• Do this:
Copy every line of the records below that holds the word "color".

• Supplied material:
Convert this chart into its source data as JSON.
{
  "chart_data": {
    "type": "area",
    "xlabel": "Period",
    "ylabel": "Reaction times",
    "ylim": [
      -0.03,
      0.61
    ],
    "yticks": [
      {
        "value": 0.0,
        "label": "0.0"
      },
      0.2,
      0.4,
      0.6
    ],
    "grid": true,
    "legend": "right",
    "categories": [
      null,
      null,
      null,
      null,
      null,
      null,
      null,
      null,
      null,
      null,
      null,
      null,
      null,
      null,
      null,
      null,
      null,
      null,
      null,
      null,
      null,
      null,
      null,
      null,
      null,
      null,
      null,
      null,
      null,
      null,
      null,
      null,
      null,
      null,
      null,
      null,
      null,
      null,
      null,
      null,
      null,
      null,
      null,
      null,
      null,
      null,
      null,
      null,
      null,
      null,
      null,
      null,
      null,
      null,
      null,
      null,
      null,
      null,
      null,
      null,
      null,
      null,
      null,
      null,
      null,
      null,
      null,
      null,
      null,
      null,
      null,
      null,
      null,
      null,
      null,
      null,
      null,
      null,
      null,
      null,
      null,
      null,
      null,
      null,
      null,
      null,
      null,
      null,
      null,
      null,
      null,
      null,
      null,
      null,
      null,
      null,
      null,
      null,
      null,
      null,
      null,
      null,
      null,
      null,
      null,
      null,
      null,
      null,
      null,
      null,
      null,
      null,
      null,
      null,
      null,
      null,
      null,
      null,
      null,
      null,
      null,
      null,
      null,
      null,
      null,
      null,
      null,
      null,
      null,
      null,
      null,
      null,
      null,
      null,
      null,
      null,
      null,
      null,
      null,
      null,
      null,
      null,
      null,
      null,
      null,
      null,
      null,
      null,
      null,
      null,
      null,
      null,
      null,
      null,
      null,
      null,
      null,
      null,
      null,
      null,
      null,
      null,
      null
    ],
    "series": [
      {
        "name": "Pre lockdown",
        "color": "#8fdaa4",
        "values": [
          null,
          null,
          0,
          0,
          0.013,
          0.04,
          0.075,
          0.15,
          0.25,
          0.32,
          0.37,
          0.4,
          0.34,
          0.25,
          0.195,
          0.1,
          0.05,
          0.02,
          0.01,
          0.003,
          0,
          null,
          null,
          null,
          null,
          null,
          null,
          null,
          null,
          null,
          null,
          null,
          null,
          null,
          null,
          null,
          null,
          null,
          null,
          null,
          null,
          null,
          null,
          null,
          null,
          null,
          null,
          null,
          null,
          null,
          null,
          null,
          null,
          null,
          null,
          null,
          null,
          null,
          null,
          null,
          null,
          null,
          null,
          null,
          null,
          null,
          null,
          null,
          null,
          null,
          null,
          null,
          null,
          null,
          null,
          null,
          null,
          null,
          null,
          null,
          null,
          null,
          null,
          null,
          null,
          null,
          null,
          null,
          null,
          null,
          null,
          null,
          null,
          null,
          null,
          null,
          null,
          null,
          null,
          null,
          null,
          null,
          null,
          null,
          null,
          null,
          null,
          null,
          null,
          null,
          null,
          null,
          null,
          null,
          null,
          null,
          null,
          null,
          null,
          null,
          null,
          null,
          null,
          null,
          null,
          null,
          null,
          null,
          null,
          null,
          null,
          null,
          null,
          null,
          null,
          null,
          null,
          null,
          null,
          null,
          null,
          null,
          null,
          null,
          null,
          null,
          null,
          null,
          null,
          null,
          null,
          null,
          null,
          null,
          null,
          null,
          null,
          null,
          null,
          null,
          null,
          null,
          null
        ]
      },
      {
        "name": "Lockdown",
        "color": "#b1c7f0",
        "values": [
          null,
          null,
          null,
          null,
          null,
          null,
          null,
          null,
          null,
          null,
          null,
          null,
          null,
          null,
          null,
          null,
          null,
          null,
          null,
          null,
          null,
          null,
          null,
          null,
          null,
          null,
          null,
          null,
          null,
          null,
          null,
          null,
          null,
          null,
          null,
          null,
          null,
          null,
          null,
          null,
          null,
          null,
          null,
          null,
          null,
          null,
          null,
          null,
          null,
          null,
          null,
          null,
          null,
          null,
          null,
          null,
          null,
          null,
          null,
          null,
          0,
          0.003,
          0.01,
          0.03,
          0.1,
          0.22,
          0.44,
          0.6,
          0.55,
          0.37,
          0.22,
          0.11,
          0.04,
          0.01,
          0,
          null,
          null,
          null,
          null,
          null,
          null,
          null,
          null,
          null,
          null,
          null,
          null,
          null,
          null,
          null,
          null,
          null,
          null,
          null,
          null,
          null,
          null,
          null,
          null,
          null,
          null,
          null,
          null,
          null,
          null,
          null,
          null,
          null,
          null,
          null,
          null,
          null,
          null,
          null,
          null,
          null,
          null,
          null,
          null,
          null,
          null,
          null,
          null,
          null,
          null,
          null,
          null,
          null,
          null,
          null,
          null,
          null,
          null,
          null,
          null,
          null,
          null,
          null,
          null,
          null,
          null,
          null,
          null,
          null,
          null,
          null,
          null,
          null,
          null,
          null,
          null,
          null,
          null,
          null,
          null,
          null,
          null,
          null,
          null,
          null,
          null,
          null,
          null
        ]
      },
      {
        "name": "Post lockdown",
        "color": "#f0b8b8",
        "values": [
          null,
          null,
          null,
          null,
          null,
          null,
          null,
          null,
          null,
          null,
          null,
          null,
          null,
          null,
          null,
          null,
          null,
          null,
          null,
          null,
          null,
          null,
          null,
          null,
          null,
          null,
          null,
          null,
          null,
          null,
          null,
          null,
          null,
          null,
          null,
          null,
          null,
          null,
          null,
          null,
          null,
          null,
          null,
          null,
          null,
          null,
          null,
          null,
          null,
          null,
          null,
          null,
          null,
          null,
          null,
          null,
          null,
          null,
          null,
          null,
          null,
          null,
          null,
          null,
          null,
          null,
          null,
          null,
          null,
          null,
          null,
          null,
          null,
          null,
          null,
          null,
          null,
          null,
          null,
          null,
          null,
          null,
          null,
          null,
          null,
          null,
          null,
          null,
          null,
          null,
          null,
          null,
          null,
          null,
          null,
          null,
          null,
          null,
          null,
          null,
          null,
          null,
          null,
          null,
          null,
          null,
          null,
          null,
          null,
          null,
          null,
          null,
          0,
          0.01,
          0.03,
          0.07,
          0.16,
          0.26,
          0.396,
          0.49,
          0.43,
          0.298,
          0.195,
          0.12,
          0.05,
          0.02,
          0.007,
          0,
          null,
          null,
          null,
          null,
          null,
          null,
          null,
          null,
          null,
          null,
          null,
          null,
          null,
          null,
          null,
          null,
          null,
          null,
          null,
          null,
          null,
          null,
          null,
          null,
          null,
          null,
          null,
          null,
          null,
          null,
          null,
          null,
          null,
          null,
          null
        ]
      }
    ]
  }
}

• Task response:
        "color": "#8fdaa4",
        "color": "#b1c7f0",
        "color": "#f0b8b8",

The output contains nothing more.